# What this exercise asks
**a)** Answer these questions from the pancreatic lipoma text, one answer per line:
(i) Who reported the first pancreatic lipoma, and in what year?
(ii) What range of CT attenuation values is given for these lesions?
(iii) How is a pancreatic lipoma described in comparison with lipomatous pseudohypertrophy?
**b)** Write out the part of the pancreatic lipoma text between "On MRI, lipomas" and "neuroectodermal neoplasms [4,1].", inclusive, word for word.
**c)** List every ultrasound appearance that the pancreatic lipoma text says these lesions can have.

Figure 2: Coronal CECT image showing the same lesion with no evidence of compression of the pancreaticobiliary ducts
Figure 3: Axial T1W image reveals a T1 hyperintense lesion in head of pancreas following signal of subcutaneous fat
Figure 4: Coronal T2W images reveal a T2 hyperintense lesion in head of pancreas following signal of subcutaneous fat with no evidence of compression of the pancreaticobiliary ducts
Lipomas originating from the pancreas are very rare, with typical imaging findings precluding the need for any histopathological confirmation [1]. The recognition of such lesions has amplified on account to improvements in technology [2].
The first pancreatic lipoma was reported by Bigard et al in 1989 as a hypoechoic mass on the head of the pancreas [1]. Most commonly located in the pancreatic head, it is hypothesized that the fat cells in these lesions originate from the retroperitoneal or mesenteric fat due to clinching between dorsal and ventral pancreatic buds during embryonic fusion [3,4].
Ultrasound of these lesions can have variable appearance as these can be hypo-, iso- or hyperechoic lesions [1]. A lesion with well defined margins and showing posterior acoustic attenuation supports the diagnosis, however these findings are still indeterminate [4]. Hence further imaging is warranted.
Legmann et al described characteristic features of pancreatic lipoma on CT. These include homogeneity and low density of the lesion with CT attenuation values ranging from – 120 HU to –80 HU. The lesions have well-defined borders and are independent of the surrounding parenchyma. Few thin fibrous septa may be seen in some cases. They don’t have any direct contact with the peripancreatic fat tissues. Contrast enhancement is absent [2,3,4].
On MRI, lipomas show high signal on both T1W and T2W images with signal intensity comparable to intra-abdominal and subcutaneous fat tissues. A Fat-suppressed, T1W images show homogeneous suppression of signal intensity. No contrast enhancement on MRI is appreciated [1].
Other lesions which need to be differentiated from the pancreatic lipomas include focal fatty infiltration or pancreatic lipomatosis, lymphangioma, teratoma, lipoma, nerve sheath tumor, haemangioma, haemangioendothelioma, leiomyoma, desmoid tumours, lymphoma, pancreatoblastoma, liposarcoma, fibrous histiocytoma, haemangiopericytoma and neuroectodermal neoplasms [4,1].
Lipomatous pseudohypertrophy of the pancreas is an extremely rare condition of unknown etiology with replacement of pancreatic tissue with mature adipose tissue causing enlargement of the pancreas [4]. A pancreatic lipoma in comparison is an encapsulated mass of mature adipose cells [1].

# Input data
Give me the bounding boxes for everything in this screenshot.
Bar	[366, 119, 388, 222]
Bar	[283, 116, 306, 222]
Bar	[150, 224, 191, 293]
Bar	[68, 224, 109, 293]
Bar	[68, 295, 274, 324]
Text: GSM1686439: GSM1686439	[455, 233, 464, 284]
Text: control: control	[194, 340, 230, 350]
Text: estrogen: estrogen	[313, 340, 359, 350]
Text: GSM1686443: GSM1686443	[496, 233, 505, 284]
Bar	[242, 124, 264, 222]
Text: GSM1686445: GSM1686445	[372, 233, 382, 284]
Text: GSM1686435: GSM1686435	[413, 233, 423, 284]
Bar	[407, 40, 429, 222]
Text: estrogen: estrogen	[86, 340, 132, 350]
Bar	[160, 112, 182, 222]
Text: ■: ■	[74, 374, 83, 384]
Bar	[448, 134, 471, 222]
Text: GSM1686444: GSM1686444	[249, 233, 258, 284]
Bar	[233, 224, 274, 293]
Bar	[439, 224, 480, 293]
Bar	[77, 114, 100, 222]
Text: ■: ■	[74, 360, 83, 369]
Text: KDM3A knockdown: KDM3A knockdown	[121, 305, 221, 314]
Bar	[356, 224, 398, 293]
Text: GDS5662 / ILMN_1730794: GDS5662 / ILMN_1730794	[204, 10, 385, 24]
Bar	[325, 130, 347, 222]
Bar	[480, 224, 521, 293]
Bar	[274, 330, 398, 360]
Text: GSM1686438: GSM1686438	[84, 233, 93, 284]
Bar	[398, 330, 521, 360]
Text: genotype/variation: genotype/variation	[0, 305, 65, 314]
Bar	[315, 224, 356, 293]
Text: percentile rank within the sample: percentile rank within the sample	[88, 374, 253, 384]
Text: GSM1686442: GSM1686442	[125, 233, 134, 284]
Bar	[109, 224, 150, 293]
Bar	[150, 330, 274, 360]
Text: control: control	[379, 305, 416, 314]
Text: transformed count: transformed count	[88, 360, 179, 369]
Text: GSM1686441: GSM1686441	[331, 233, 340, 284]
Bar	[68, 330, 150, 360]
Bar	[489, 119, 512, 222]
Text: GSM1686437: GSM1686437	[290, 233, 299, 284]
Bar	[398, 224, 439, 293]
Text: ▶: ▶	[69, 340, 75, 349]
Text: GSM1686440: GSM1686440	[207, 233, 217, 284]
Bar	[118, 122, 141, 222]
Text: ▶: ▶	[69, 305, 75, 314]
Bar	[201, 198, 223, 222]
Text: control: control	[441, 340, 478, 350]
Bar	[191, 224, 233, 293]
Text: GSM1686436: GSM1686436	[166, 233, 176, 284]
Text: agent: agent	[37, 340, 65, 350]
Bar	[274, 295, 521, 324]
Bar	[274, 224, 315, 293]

# Results
**a)**
(i) Bigard et al, in 1989
(ii) –120 HU to –80 HU
(iii) As an encapsulated mass of mature adipose cells

**b)**
On MRI, lipomas show high signal on both T1W and T2W images with signal intensity comparable to intra-abdominal and subcutaneous fat tissues. A Fat-suppressed, T1W images show homogeneous suppression of signal intensity. No contrast enhancement on MRI is appreciated [1].
Other lesions which need to be differentiated from the pancreatic lipomas include focal fatty infiltration or pancreatic lipomatosis, lymphangioma, teratoma, lipoma, nerve sheath tumor, haemangioma, haemangioendothelioma, leiomyoma, desmoid tumours, lymphoma, pancreatoblastoma, liposarcoma, fibrous histiocytoma, haemangiopericytoma and neuroectodermal neoplasms [4,1].

**c)** Hypoechoic, isoechoic, hyperechoic